■ **Requirement**: Restate the entire listing word for word.

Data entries
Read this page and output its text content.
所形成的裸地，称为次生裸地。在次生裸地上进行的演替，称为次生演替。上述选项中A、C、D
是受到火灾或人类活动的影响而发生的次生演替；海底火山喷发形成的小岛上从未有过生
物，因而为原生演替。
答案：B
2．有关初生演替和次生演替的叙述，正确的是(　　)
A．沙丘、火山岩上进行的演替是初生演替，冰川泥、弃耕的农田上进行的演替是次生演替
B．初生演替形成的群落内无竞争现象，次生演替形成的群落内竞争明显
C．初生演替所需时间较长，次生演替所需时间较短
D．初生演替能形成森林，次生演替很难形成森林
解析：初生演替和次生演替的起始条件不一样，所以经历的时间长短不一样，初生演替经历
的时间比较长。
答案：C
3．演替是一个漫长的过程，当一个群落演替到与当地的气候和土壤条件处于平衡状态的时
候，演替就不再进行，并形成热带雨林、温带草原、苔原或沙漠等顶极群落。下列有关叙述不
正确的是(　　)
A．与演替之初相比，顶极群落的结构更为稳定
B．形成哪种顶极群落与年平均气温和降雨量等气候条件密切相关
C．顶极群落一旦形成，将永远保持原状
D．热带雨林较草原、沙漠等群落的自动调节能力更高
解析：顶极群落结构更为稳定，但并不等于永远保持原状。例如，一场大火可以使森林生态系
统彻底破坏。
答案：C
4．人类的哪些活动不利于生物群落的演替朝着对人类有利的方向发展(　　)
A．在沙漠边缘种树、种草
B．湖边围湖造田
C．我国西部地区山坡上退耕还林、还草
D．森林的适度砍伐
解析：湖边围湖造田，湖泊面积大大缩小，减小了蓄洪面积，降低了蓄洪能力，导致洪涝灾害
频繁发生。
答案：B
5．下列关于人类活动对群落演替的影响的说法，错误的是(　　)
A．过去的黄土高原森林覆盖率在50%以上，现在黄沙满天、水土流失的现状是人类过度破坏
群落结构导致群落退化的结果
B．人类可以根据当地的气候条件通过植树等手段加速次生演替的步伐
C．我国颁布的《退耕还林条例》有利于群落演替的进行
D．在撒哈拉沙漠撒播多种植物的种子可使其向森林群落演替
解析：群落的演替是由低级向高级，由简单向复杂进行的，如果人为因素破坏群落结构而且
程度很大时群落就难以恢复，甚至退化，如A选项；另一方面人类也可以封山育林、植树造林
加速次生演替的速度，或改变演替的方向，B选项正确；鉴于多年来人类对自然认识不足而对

■ **Solution to this problem**:
Read this page and output its text content.
所形成的裸地，称为次生裸地。在次生裸地上进行的演替，称为次生演替。上述选项中A、C、D
是受到火灾或人类活动的影响而发生的次生演替；海底火山喷发形成的小岛上从未有过生
物，因而为原生演替。
答案：B
2．有关初生演替和次生演替的叙述，正确的是(　　)
A．沙丘、火山岩上进行的演替是初生演替，冰川泥、弃耕的农田上进行的演替是次生演替
B．初生演替形成的群落内无竞争现象，次生演替形成的群落内竞争明显
C．初生演替所需时间较长，次生演替所需时间较短
D．初生演替能形成森林，次生演替很难形成森林
解析：初生演替和次生演替的起始条件不一样，所以经历的时间长短不一样，初生演替经历
的时间比较长。
答案：C
3．演替是一个漫长的过程，当一个群落演替到与当地的气候和土壤条件处于平衡状态的时
候，演替就不再进行，并形成热带雨林、温带草原、苔原或沙漠等顶极群落。下列有关叙述不
正确的是(　　)
A．与演替之初相比，顶极群落的结构更为稳定
B．形成哪种顶极群落与年平均气温和降雨量等气候条件密切相关
C．顶极群落一旦形成，将永远保持原状
D．热带雨林较草原、沙漠等群落的自动调节能力更高
解析：顶极群落结构更为稳定，但并不等于永远保持原状。例如，一场大火可以使森林生态系
统彻底破坏。
答案：C
4．人类的哪些活动不利于生物群落的演替朝着对人类有利的方向发展(　　)
A．在沙漠边缘种树、种草
B．湖边围湖造田
C．我国西部地区山坡上退耕还林、还草
D．森林的适度砍伐
解析：湖边围湖造田，湖泊面积大大缩小，减小了蓄洪面积，降低了蓄洪能力，导致洪涝灾害
频繁发生。
答案：B
5．下列关于人类活动对群落演替的影响的说法，错误的是(　　)
A．过去的黄土高原森林覆盖率在50%以上，现在黄沙满天、水土流失的现状是人类过度破坏
群落结构导致群落退化的结果
B．人类可以根据当地的气候条件通过植树等手段加速次生演替的步伐
C．我国颁布的《退耕还林条例》有利于群落演替的进行
D．在撒哈拉沙漠撒播多种植物的种子可使其向森林群落演替
解析：群落的演替是由低级向高级，由简单向复杂进行的，如果人为因素破坏群落结构而且
程度很大时群落就难以恢复，甚至退化，如A选项；另一方面人类也可以封山育林、植树造林
加速次生演替的速度，或改变演替的方向，B选项正确；鉴于多年来人类对自然认识不足而对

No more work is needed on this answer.